PROVIDED RECORDS
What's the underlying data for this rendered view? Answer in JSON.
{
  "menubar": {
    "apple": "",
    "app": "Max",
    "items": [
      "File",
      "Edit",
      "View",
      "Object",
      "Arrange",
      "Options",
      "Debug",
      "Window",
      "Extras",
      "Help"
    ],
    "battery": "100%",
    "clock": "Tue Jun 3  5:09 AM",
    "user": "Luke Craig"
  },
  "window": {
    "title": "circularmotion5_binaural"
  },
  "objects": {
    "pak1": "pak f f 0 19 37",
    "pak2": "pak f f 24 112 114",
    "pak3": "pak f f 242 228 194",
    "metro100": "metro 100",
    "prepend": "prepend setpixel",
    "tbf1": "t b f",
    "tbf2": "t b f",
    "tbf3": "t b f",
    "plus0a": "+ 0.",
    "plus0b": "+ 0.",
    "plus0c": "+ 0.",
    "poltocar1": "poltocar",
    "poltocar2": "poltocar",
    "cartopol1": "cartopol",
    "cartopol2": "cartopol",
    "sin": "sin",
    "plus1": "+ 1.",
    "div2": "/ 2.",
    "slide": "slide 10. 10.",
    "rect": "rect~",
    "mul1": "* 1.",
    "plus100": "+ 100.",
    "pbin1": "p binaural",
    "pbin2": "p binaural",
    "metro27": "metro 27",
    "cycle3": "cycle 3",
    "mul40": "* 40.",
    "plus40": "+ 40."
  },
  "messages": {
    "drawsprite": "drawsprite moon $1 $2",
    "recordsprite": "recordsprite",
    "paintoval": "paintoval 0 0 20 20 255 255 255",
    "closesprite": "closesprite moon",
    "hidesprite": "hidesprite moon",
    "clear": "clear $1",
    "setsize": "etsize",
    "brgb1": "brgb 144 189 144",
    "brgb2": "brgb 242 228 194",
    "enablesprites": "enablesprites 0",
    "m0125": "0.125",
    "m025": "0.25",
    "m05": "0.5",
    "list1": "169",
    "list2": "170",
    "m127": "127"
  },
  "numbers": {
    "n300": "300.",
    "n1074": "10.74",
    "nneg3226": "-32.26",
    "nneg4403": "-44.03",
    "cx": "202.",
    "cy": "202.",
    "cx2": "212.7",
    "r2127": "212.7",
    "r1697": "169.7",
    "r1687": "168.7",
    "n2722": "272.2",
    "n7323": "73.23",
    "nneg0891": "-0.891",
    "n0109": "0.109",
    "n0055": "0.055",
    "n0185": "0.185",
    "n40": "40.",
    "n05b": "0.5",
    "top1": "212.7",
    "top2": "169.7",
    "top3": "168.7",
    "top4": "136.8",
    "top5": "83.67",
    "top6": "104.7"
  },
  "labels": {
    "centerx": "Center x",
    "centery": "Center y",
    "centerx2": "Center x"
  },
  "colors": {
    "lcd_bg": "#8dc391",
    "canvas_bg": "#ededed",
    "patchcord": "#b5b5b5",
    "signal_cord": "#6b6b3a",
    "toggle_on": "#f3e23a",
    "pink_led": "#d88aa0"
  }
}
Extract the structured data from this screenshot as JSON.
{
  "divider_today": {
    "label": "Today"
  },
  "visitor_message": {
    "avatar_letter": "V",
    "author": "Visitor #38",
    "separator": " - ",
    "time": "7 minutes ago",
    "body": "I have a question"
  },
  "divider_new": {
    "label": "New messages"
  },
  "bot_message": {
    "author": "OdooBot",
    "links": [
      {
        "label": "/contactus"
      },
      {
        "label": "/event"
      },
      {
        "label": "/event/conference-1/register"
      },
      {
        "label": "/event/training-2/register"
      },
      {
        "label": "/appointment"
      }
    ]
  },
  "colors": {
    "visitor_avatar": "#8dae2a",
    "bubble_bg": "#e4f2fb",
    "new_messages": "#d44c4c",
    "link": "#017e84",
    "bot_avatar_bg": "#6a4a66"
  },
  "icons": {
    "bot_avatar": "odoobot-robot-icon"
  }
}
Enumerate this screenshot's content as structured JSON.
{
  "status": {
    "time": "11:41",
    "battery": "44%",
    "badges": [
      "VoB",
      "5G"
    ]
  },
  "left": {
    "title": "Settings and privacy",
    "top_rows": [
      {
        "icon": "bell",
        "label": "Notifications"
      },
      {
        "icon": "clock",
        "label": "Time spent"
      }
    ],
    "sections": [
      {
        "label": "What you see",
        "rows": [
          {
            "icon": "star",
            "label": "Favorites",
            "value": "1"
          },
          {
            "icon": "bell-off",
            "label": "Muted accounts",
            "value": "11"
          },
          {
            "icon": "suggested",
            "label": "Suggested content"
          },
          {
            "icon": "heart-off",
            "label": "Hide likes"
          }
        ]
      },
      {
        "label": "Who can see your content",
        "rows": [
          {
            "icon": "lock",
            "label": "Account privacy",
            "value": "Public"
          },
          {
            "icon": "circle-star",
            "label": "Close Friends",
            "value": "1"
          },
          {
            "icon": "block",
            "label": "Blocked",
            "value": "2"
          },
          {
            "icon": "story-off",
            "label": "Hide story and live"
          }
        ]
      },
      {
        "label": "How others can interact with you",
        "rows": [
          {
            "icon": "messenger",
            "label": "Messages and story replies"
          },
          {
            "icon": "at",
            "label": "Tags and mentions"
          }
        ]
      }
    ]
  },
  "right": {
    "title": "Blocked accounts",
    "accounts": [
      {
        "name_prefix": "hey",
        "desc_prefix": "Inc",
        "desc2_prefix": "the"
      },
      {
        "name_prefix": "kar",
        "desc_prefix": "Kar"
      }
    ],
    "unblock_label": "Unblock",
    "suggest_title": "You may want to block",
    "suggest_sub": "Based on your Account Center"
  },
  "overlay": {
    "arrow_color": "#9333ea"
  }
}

REQUIRED WORK
Can you give every line above again, exactly as written?

PROBLEM SOLUTION
What's the underlying data for this rendered view? Answer in JSON.
{
  "menubar": {
    "apple": "",
    "app": "Max",
    "items": [
      "File",
      "Edit",
      "View",
      "Object",
      "Arrange",
      "Options",
      "Debug",
      "Window",
      "Extras",
      "Help"
    ],
    "battery": "100%",
    "clock": "Tue Jun 3  5:09 AM",
    "user": "Luke Craig"
  },
  "window": {
    "title": "circularmotion5_binaural"
  },
  "objects": {
    "pak1": "pak f f 0 19 37",
    "pak2": "pak f f 24 112 114",
    "pak3": "pak f f 242 228 194",
    "metro100": "metro 100",
    "prepend": "prepend setpixel",
    "tbf1": "t b f",
    "tbf2": "t b f",
    "tbf3": "t b f",
    "plus0a": "+ 0.",
    "plus0b": "+ 0.",
    "plus0c": "+ 0.",
    "poltocar1": "poltocar",
    "poltocar2": "poltocar",
    "cartopol1": "cartopol",
    "cartopol2": "cartopol",
    "sin": "sin",
    "plus1": "+ 1.",
    "div2": "/ 2.",
    "slide": "slide 10. 10.",
    "rect": "rect~",
    "mul1": "* 1.",
    "plus100": "+ 100.",
    "pbin1": "p binaural",
    "pbin2": "p binaural",
    "metro27": "metro 27",
    "cycle3": "cycle 3",
    "mul40": "* 40.",
    "plus40": "+ 40."
  },
  "messages": {
    "drawsprite": "drawsprite moon $1 $2",
    "recordsprite": "recordsprite",
    "paintoval": "paintoval 0 0 20 20 255 255 255",
    "closesprite": "closesprite moon",
    "hidesprite": "hidesprite moon",
    "clear": "clear $1",
    "setsize": "etsize",
    "brgb1": "brgb 144 189 144",
    "brgb2": "brgb 242 228 194",
    "enablesprites": "enablesprites 0",
    "m0125": "0.125",
    "m025": "0.25",
    "m05": "0.5",
    "list1": "169",
    "list2": "170",
    "m127": "127"
  },
  "numbers": {
    "n300": "300.",
    "n1074": "10.74",
    "nneg3226": "-32.26",
    "nneg4403": "-44.03",
    "cx": "202.",
    "cy": "202.",
    "cx2": "212.7",
    "r2127": "212.7",
    "r1697": "169.7",
    "r1687": "168.7",
    "n2722": "272.2",
    "n7323": "73.23",
    "nneg0891": "-0.891",
    "n0109": "0.109",
    "n0055": "0.055",
    "n0185": "0.185",
    "n40": "40.",
    "n05b": "0.5",
    "top1": "212.7",
    "top2": "169.7",
    "top3": "168.7",
    "top4": "136.8",
    "top5": "83.67",
    "top6": "104.7"
  },
  "labels": {
    "centerx": "Center x",
    "centery": "Center y",
    "centerx2": "Center x"
  },
  "colors": {
    "lcd_bg": "#8dc391",
    "canvas_bg": "#ededed",
    "patchcord": "#b5b5b5",
    "signal_cord": "#6b6b3a",
    "toggle_on": "#f3e23a",
    "pink_led": "#d88aa0"
  }
}
Extract the structured data from this screenshot as JSON.
{
  "divider_today": {
    "label": "Today"
  },
  "visitor_message": {
    "avatar_letter": "V",
    "author": "Visitor #38",
    "separator": " - ",
    "time": "7 minutes ago",
    "body": "I have a question"
  },
  "divider_new": {
    "label": "New messages"
  },
  "bot_message": {
    "author": "OdooBot",
    "links": [
      {
        "label": "/contactus"
      },
      {
        "label": "/event"
      },
      {
        "label": "/event/conference-1/register"
      },
      {
        "label": "/event/training-2/register"
      },
      {
        "label": "/appointment"
      }
    ]
  },
  "colors": {
    "visitor_avatar": "#8dae2a",
    "bubble_bg": "#e4f2fb",
    "new_messages": "#d44c4c",
    "link": "#017e84",
    "bot_avatar_bg": "#6a4a66"
  },
  "icons": {
    "bot_avatar": "odoobot-robot-icon"
  }
}
Enumerate this screenshot's content as structured JSON.
{
  "status": {
    "time": "11:41",
    "battery": "44%",
    "badges": [
      "VoB",
      "5G"
    ]
  },
  "left": {
    "title": "Settings and privacy",
    "top_rows": [
      {
        "icon": "bell",
        "label": "Notifications"
      },
      {
        "icon": "clock",
        "label": "Time spent"
      }
    ],
    "sections": [
      {
        "label": "What you see",
        "rows": [
          {
            "icon": "star",
            "label": "Favorites",
            "value": "1"
          },
          {
            "icon": "bell-off",
            "label": "Muted accounts",
            "value": "11"
          },
          {
            "icon": "suggested",
            "label": "Suggested content"
          },
          {
            "icon": "heart-off",
            "label": "Hide likes"
          }
        ]
      },
      {
        "label": "Who can see your content",
        "rows": [
          {
            "icon": "lock",
            "label": "Account privacy",
            "value": "Public"
          },
          {
            "icon": "circle-star",
            "label": "Close Friends",
            "value": "1"
          },
          {
            "icon": "block",
            "label": "Blocked",
            "value": "2"
          },
          {
            "icon": "story-off",
            "label": "Hide story and live"
          }
        ]
      },
      {
        "label": "How others can interact with you",
        "rows": [
          {
            "icon": "messenger",
            "label": "Messages and story replies"
          },
          {
            "icon": "at",
            "label": "Tags and mentions"
          }
        ]
      }
    ]
  },
  "right": {
    "title": "Blocked accounts",
    "accounts": [
      {
        "name_prefix": "hey",
        "desc_prefix": "Inc",
        "desc2_prefix": "the"
      },
      {
        "name_prefix": "kar",
        "desc_prefix": "Kar"
      }
    ],
    "unblock_label": "Unblock",
    "suggest_title": "You may want to block",
    "suggest_sub": "Based on your Account Center"
  },
  "overlay": {
    "arrow_color": "#9333ea"
  }
}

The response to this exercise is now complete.